* BEGIN MATERIAL SHOWN *
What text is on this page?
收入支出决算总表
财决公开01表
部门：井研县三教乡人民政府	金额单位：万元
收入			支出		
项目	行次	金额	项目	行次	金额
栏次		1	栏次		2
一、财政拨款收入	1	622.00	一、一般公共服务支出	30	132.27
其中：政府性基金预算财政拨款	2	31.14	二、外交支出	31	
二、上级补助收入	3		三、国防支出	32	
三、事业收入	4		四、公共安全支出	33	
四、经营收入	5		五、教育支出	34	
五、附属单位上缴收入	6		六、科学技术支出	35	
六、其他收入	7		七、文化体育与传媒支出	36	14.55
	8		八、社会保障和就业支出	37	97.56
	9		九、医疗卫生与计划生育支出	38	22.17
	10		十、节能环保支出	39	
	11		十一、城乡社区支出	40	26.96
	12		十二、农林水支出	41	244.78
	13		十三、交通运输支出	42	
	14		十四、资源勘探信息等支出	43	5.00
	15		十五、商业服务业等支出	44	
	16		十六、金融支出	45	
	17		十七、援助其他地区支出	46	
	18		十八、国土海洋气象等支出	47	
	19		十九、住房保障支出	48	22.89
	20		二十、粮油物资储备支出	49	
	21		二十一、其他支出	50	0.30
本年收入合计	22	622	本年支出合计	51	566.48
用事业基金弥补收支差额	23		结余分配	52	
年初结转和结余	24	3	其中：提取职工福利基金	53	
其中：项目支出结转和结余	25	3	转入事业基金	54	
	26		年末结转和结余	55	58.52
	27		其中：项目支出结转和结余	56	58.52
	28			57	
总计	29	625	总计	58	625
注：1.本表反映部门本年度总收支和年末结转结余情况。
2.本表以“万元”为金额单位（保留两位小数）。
* END MATERIAL SHOWN *
OBJECTIVE —
A line counts if it holds the word "项目支出结转和结余". How many lines of the entries count? Give the number only.

SOLUTION FOR THIS EXERCISE —
2